### Stored records:
-------
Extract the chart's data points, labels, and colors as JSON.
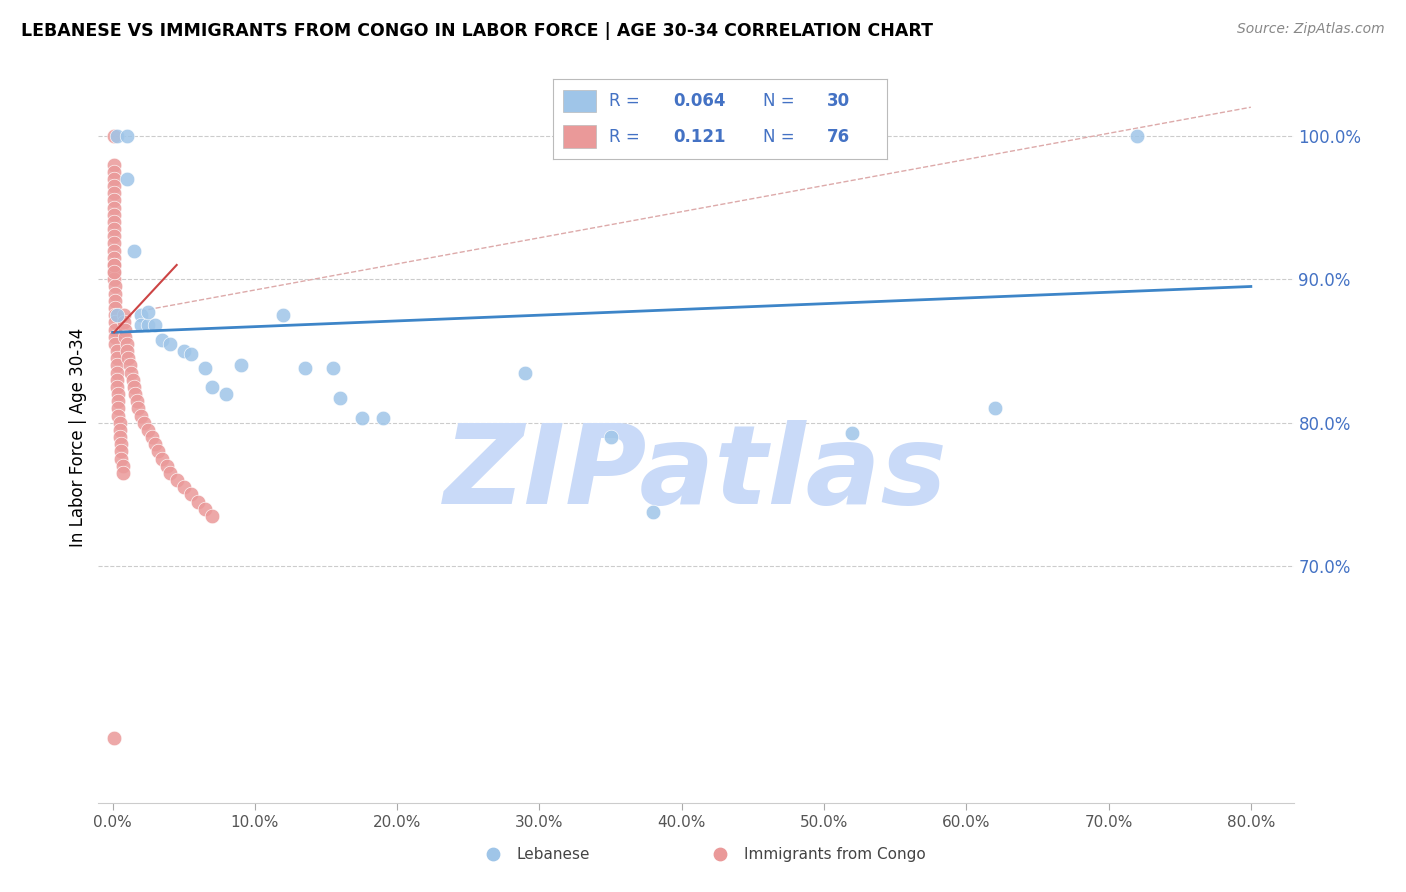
{
  "title": "LEBANESE VS IMMIGRANTS FROM CONGO IN LABOR FORCE | AGE 30-34 CORRELATION CHART",
  "source": "Source: ZipAtlas.com",
  "ylabel": "In Labor Force | Age 30-34",
  "x_tick_labels": [
    "0.0%",
    "10.0%",
    "20.0%",
    "30.0%",
    "40.0%",
    "50.0%",
    "60.0%",
    "70.0%",
    "80.0%"
  ],
  "x_tick_values": [
    0.0,
    0.1,
    0.2,
    0.3,
    0.4,
    0.5,
    0.6,
    0.7,
    0.8
  ],
  "y_tick_labels": [
    "100.0%",
    "90.0%",
    "80.0%",
    "70.0%"
  ],
  "y_tick_values": [
    1.0,
    0.9,
    0.8,
    0.7
  ],
  "xlim": [
    -0.01,
    0.83
  ],
  "ylim": [
    0.535,
    1.045
  ],
  "legend_label_color": "#4472c4",
  "legend_blue_label": "Lebanese",
  "legend_pink_label": "Immigrants from Congo",
  "blue_color": "#9fc5e8",
  "pink_color": "#ea9999",
  "blue_line_color": "#3d85c8",
  "pink_line_color": "#cc4444",
  "axis_color": "#4472c4",
  "watermark": "ZIPatlas",
  "watermark_color": "#c9daf8",
  "blue_scatter_x": [
    0.003,
    0.01,
    0.01,
    0.003,
    0.015,
    0.02,
    0.02,
    0.025,
    0.025,
    0.03,
    0.035,
    0.04,
    0.05,
    0.055,
    0.065,
    0.07,
    0.08,
    0.09,
    0.12,
    0.135,
    0.155,
    0.175,
    0.29,
    0.35,
    0.38,
    0.52,
    0.62,
    0.72,
    0.16,
    0.19
  ],
  "blue_scatter_y": [
    1.0,
    1.0,
    0.97,
    0.875,
    0.92,
    0.875,
    0.868,
    0.868,
    0.877,
    0.868,
    0.858,
    0.855,
    0.85,
    0.848,
    0.838,
    0.825,
    0.82,
    0.84,
    0.875,
    0.838,
    0.838,
    0.803,
    0.835,
    0.79,
    0.738,
    0.793,
    0.81,
    1.0,
    0.817,
    0.803
  ],
  "pink_scatter_x": [
    0.001,
    0.001,
    0.001,
    0.001,
    0.001,
    0.001,
    0.001,
    0.001,
    0.001,
    0.001,
    0.001,
    0.001,
    0.001,
    0.001,
    0.001,
    0.001,
    0.001,
    0.001,
    0.002,
    0.002,
    0.002,
    0.002,
    0.002,
    0.002,
    0.002,
    0.002,
    0.002,
    0.003,
    0.003,
    0.003,
    0.003,
    0.003,
    0.003,
    0.004,
    0.004,
    0.004,
    0.004,
    0.005,
    0.005,
    0.005,
    0.006,
    0.006,
    0.006,
    0.007,
    0.007,
    0.008,
    0.008,
    0.009,
    0.009,
    0.01,
    0.01,
    0.011,
    0.012,
    0.013,
    0.014,
    0.015,
    0.016,
    0.017,
    0.018,
    0.02,
    0.022,
    0.025,
    0.028,
    0.03,
    0.032,
    0.035,
    0.038,
    0.04,
    0.045,
    0.05,
    0.055,
    0.06,
    0.065,
    0.07,
    0.001,
    0.001,
    0.001
  ],
  "pink_scatter_y": [
    1.0,
    0.98,
    0.975,
    0.97,
    0.965,
    0.96,
    0.955,
    0.95,
    0.945,
    0.94,
    0.935,
    0.93,
    0.925,
    0.92,
    0.915,
    0.91,
    0.905,
    0.9,
    0.895,
    0.89,
    0.885,
    0.88,
    0.875,
    0.87,
    0.865,
    0.86,
    0.855,
    0.85,
    0.845,
    0.84,
    0.835,
    0.83,
    0.825,
    0.82,
    0.815,
    0.81,
    0.805,
    0.8,
    0.795,
    0.79,
    0.785,
    0.78,
    0.775,
    0.77,
    0.765,
    0.875,
    0.87,
    0.865,
    0.86,
    0.855,
    0.85,
    0.845,
    0.84,
    0.835,
    0.83,
    0.825,
    0.82,
    0.815,
    0.81,
    0.805,
    0.8,
    0.795,
    0.79,
    0.785,
    0.78,
    0.775,
    0.77,
    0.765,
    0.76,
    0.755,
    0.75,
    0.745,
    0.74,
    0.735,
    0.58,
    0.91,
    0.905
  ],
  "blue_line_x": [
    0.0,
    0.8
  ],
  "blue_line_y": [
    0.863,
    0.895
  ],
  "pink_line_x": [
    0.001,
    0.045
  ],
  "pink_line_y": [
    0.863,
    0.91
  ],
  "diag_line_x": [
    0.02,
    0.8
  ],
  "diag_line_y": [
    0.878,
    1.02
  ]
}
-------
### TASK TO CARRY OUT:
Every entry must be reproduced exactly, with the images left out.

### TASK OUTPUT:
Extract the chart's data points, labels, and colors as JSON.
{
  "title": "LEBANESE VS IMMIGRANTS FROM CONGO IN LABOR FORCE | AGE 30-34 CORRELATION CHART",
  "source": "Source: ZipAtlas.com",
  "ylabel": "In Labor Force | Age 30-34",
  "x_tick_labels": [
    "0.0%",
    "10.0%",
    "20.0%",
    "30.0%",
    "40.0%",
    "50.0%",
    "60.0%",
    "70.0%",
    "80.0%"
  ],
  "x_tick_values": [
    0.0,
    0.1,
    0.2,
    0.3,
    0.4,
    0.5,
    0.6,
    0.7,
    0.8
  ],
  "y_tick_labels": [
    "100.0%",
    "90.0%",
    "80.0%",
    "70.0%"
  ],
  "y_tick_values": [
    1.0,
    0.9,
    0.8,
    0.7
  ],
  "xlim": [
    -0.01,
    0.83
  ],
  "ylim": [
    0.535,
    1.045
  ],
  "legend_label_color": "#4472c4",
  "legend_blue_label": "Lebanese",
  "legend_pink_label": "Immigrants from Congo",
  "blue_color": "#9fc5e8",
  "pink_color": "#ea9999",
  "blue_line_color": "#3d85c8",
  "pink_line_color": "#cc4444",
  "axis_color": "#4472c4",
  "watermark": "ZIPatlas",
  "watermark_color": "#c9daf8",
  "blue_scatter_x": [
    0.003,
    0.01,
    0.01,
    0.003,
    0.015,
    0.02,
    0.02,
    0.025,
    0.025,
    0.03,
    0.035,
    0.04,
    0.05,
    0.055,
    0.065,
    0.07,
    0.08,
    0.09,
    0.12,
    0.135,
    0.155,
    0.175,
    0.29,
    0.35,
    0.38,
    0.52,
    0.62,
    0.72,
    0.16,
    0.19
  ],
  "blue_scatter_y": [
    1.0,
    1.0,
    0.97,
    0.875,
    0.92,
    0.875,
    0.868,
    0.868,
    0.877,
    0.868,
    0.858,
    0.855,
    0.85,
    0.848,
    0.838,
    0.825,
    0.82,
    0.84,
    0.875,
    0.838,
    0.838,
    0.803,
    0.835,
    0.79,
    0.738,
    0.793,
    0.81,
    1.0,
    0.817,
    0.803
  ],
  "pink_scatter_x": [
    0.001,
    0.001,
    0.001,
    0.001,
    0.001,
    0.001,
    0.001,
    0.001,
    0.001,
    0.001,
    0.001,
    0.001,
    0.001,
    0.001,
    0.001,
    0.001,
    0.001,
    0.001,
    0.002,
    0.002,
    0.002,
    0.002,
    0.002,
    0.002,
    0.002,
    0.002,
    0.002,
    0.003,
    0.003,
    0.003,
    0.003,
    0.003,
    0.003,
    0.004,
    0.004,
    0.004,
    0.004,
    0.005,
    0.005,
    0.005,
    0.006,
    0.006,
    0.006,
    0.007,
    0.007,
    0.008,
    0.008,
    0.009,
    0.009,
    0.01,
    0.01,
    0.011,
    0.012,
    0.013,
    0.014,
    0.015,
    0.016,
    0.017,
    0.018,
    0.02,
    0.022,
    0.025,
    0.028,
    0.03,
    0.032,
    0.035,
    0.038,
    0.04,
    0.045,
    0.05,
    0.055,
    0.06,
    0.065,
    0.07,
    0.001,
    0.001,
    0.001
  ],
  "pink_scatter_y": [
    1.0,
    0.98,
    0.975,
    0.97,
    0.965,
    0.96,
    0.955,
    0.95,
    0.945,
    0.94,
    0.935,
    0.93,
    0.925,
    0.92,
    0.915,
    0.91,
    0.905,
    0.9,
    0.895,
    0.89,
    0.885,
    0.88,
    0.875,
    0.87,
    0.865,
    0.86,
    0.855,
    0.85,
    0.845,
    0.84,
    0.835,
    0.83,
    0.825,
    0.82,
    0.815,
    0.81,
    0.805,
    0.8,
    0.795,
    0.79,
    0.785,
    0.78,
    0.775,
    0.77,
    0.765,
    0.875,
    0.87,
    0.865,
    0.86,
    0.855,
    0.85,
    0.845,
    0.84,
    0.835,
    0.83,
    0.825,
    0.82,
    0.815,
    0.81,
    0.805,
    0.8,
    0.795,
    0.79,
    0.785,
    0.78,
    0.775,
    0.77,
    0.765,
    0.76,
    0.755,
    0.75,
    0.745,
    0.74,
    0.735,
    0.58,
    0.91,
    0.905
  ],
  "blue_line_x": [
    0.0,
    0.8
  ],
  "blue_line_y": [
    0.863,
    0.895
  ],
  "pink_line_x": [
    0.001,
    0.045
  ],
  "pink_line_y": [
    0.863,
    0.91
  ],
  "diag_line_x": [
    0.02,
    0.8
  ],
  "diag_line_y": [
    0.878,
    1.02
  ]
}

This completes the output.